[A run of records]
= = = = =
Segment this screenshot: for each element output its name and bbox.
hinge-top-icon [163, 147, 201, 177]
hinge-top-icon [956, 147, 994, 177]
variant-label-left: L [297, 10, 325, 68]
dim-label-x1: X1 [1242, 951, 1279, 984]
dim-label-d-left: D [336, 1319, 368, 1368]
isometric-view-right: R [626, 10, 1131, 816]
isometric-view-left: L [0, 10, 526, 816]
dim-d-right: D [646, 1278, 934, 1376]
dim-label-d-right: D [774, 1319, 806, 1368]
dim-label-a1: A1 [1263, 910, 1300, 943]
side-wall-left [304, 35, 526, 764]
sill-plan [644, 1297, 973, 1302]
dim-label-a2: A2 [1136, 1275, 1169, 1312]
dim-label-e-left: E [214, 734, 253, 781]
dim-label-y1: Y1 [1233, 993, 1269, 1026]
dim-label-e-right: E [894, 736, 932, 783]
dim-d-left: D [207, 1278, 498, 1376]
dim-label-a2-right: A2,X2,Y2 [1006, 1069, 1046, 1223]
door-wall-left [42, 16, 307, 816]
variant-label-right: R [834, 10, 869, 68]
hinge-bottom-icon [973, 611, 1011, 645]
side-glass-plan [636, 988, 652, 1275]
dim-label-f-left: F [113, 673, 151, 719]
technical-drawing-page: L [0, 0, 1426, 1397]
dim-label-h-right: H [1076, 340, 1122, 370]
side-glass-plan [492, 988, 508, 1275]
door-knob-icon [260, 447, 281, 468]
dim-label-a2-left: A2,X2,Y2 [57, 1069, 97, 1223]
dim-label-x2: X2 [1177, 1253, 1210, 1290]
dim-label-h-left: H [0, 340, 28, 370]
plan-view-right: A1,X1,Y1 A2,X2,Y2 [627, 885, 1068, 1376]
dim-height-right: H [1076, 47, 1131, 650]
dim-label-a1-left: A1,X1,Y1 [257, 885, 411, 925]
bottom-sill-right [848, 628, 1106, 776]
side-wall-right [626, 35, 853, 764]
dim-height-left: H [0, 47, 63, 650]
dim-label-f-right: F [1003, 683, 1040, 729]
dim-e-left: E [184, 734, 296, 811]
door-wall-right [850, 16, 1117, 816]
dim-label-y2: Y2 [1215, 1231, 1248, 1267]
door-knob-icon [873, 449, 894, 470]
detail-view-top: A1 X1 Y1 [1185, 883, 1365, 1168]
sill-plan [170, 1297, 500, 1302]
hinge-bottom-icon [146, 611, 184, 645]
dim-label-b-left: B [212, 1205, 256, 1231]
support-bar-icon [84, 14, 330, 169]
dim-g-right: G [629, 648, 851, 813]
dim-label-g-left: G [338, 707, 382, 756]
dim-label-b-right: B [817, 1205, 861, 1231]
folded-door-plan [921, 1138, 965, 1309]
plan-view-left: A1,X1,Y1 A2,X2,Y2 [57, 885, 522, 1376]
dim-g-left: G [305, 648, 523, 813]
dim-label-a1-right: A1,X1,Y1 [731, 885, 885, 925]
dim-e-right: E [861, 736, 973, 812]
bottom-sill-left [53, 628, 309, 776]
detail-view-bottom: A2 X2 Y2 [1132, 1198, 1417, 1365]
= = = = =
[Work to do] Retype every line of the listing above without any changes.

[Finished answer]
Segment this screenshot: for each element output its name and bbox.
hinge-top-icon [163, 147, 201, 177]
hinge-top-icon [956, 147, 994, 177]
variant-label-left: L [297, 10, 325, 68]
dim-label-x1: X1 [1242, 951, 1279, 984]
dim-label-d-left: D [336, 1319, 368, 1368]
isometric-view-right: R [626, 10, 1131, 816]
isometric-view-left: L [0, 10, 526, 816]
dim-d-right: D [646, 1278, 934, 1376]
dim-label-d-right: D [774, 1319, 806, 1368]
dim-label-a1: A1 [1263, 910, 1300, 943]
side-wall-left [304, 35, 526, 764]
sill-plan [644, 1297, 973, 1302]
dim-label-a2: A2 [1136, 1275, 1169, 1312]
dim-label-e-left: E [214, 734, 253, 781]
dim-label-y1: Y1 [1233, 993, 1269, 1026]
dim-label-e-right: E [894, 736, 932, 783]
dim-d-left: D [207, 1278, 498, 1376]
dim-label-a2-right: A2,X2,Y2 [1006, 1069, 1046, 1223]
door-wall-left [42, 16, 307, 816]
variant-label-right: R [834, 10, 869, 68]
hinge-bottom-icon [973, 611, 1011, 645]
side-glass-plan [636, 988, 652, 1275]
dim-label-f-left: F [113, 673, 151, 719]
technical-drawing-page: L [0, 0, 1426, 1397]
dim-label-h-right: H [1076, 340, 1122, 370]
side-glass-plan [492, 988, 508, 1275]
door-knob-icon [260, 447, 281, 468]
dim-label-a2-left: A2,X2,Y2 [57, 1069, 97, 1223]
dim-label-x2: X2 [1177, 1253, 1210, 1290]
dim-label-h-left: H [0, 340, 28, 370]
plan-view-right: A1,X1,Y1 A2,X2,Y2 [627, 885, 1068, 1376]
dim-height-right: H [1076, 47, 1131, 650]
dim-label-a1-left: A1,X1,Y1 [257, 885, 411, 925]
bottom-sill-right [848, 628, 1106, 776]
side-wall-right [626, 35, 853, 764]
dim-height-left: H [0, 47, 63, 650]
dim-label-f-right: F [1003, 683, 1040, 729]
dim-e-left: E [184, 734, 296, 811]
door-wall-right [850, 16, 1117, 816]
dim-label-y2: Y2 [1215, 1231, 1248, 1267]
door-knob-icon [873, 449, 894, 470]
detail-view-top: A1 X1 Y1 [1185, 883, 1365, 1168]
sill-plan [170, 1297, 500, 1302]
hinge-bottom-icon [146, 611, 184, 645]
dim-label-b-left: B [212, 1205, 256, 1231]
support-bar-icon [84, 14, 330, 169]
dim-g-right: G [629, 648, 851, 813]
dim-label-g-left: G [338, 707, 382, 756]
dim-label-b-right: B [817, 1205, 861, 1231]
folded-door-plan [921, 1138, 965, 1309]
plan-view-left: A1,X1,Y1 A2,X2,Y2 [57, 885, 522, 1376]
dim-g-left: G [305, 648, 523, 813]
dim-label-a1-right: A1,X1,Y1 [731, 885, 885, 925]
dim-e-right: E [861, 736, 973, 812]
bottom-sill-left [53, 628, 309, 776]
detail-view-bottom: A2 X2 Y2 [1132, 1198, 1417, 1365]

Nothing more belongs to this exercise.